> [Material provided]
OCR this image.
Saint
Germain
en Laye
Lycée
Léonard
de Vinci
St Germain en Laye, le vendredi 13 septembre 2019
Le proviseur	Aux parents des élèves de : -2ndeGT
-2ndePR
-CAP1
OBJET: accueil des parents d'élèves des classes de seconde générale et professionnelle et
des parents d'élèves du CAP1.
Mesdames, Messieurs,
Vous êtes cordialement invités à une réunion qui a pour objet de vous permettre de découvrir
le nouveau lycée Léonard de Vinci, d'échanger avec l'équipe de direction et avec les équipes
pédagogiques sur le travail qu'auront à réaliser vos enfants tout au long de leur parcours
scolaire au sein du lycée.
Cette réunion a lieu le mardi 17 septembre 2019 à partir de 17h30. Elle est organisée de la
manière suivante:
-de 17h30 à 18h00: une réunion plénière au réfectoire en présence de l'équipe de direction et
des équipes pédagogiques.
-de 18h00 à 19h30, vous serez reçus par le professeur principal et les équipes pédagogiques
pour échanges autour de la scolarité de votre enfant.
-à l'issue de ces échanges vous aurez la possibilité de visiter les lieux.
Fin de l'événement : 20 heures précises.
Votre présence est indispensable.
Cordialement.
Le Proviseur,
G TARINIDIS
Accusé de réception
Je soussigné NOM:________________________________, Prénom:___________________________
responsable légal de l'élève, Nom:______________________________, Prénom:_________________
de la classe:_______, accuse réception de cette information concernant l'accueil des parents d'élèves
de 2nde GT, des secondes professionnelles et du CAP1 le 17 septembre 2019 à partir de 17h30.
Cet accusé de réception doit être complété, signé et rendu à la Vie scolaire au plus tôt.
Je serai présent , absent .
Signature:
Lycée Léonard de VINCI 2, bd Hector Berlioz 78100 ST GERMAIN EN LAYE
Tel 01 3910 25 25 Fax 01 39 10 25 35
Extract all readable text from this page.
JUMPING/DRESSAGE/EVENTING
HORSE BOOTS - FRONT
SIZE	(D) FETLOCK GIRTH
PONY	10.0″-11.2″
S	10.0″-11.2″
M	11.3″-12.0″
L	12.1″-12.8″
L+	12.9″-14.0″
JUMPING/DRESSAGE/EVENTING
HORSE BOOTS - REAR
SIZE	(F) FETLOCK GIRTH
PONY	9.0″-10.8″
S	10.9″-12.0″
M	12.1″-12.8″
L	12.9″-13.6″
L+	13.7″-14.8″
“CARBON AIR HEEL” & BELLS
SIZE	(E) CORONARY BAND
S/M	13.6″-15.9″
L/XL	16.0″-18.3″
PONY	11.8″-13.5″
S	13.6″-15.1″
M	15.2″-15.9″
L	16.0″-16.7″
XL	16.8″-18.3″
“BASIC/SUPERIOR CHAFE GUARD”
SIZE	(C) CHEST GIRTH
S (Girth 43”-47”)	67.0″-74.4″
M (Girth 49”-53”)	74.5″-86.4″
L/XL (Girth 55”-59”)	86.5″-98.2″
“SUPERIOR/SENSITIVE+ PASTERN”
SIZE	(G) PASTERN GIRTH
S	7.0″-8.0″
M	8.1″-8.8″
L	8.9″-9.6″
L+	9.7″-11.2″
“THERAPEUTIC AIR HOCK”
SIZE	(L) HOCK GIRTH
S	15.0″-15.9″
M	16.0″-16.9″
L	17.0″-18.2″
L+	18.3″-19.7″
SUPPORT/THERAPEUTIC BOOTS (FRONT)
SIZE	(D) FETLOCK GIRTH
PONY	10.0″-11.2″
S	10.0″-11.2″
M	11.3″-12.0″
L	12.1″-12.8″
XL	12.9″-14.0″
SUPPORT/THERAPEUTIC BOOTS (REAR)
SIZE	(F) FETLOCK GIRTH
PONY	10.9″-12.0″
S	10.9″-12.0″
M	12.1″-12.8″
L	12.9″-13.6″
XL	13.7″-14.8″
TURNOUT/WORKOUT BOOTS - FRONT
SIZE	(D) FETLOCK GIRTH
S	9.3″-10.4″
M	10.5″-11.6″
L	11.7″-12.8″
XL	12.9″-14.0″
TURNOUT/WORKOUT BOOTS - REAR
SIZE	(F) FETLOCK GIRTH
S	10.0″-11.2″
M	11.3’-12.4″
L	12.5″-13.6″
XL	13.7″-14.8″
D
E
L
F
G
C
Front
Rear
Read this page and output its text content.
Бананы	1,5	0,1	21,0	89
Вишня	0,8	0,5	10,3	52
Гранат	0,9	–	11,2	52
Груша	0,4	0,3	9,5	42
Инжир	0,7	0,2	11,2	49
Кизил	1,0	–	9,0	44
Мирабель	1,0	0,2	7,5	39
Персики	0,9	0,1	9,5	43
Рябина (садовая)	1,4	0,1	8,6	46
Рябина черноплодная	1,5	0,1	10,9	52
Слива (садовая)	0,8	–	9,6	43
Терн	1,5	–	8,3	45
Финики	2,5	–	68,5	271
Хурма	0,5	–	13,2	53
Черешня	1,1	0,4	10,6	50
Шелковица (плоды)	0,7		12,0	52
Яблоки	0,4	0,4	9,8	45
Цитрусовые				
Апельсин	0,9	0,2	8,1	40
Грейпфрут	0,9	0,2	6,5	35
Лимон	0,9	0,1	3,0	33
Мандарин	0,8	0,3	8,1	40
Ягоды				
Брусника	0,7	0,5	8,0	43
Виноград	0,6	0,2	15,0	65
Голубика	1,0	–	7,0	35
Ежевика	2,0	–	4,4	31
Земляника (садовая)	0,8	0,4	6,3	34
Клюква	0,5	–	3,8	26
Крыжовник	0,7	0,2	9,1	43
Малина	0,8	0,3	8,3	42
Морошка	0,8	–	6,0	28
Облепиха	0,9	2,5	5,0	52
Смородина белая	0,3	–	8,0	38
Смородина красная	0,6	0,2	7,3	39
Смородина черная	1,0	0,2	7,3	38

> [Request] Copy all lines from the material that contain "présence".

> [Correct answer]
-de 17h30 à 18h00: une réunion plénière au réfectoire en présence de l'équipe de direction et
Votre présence est indispensable.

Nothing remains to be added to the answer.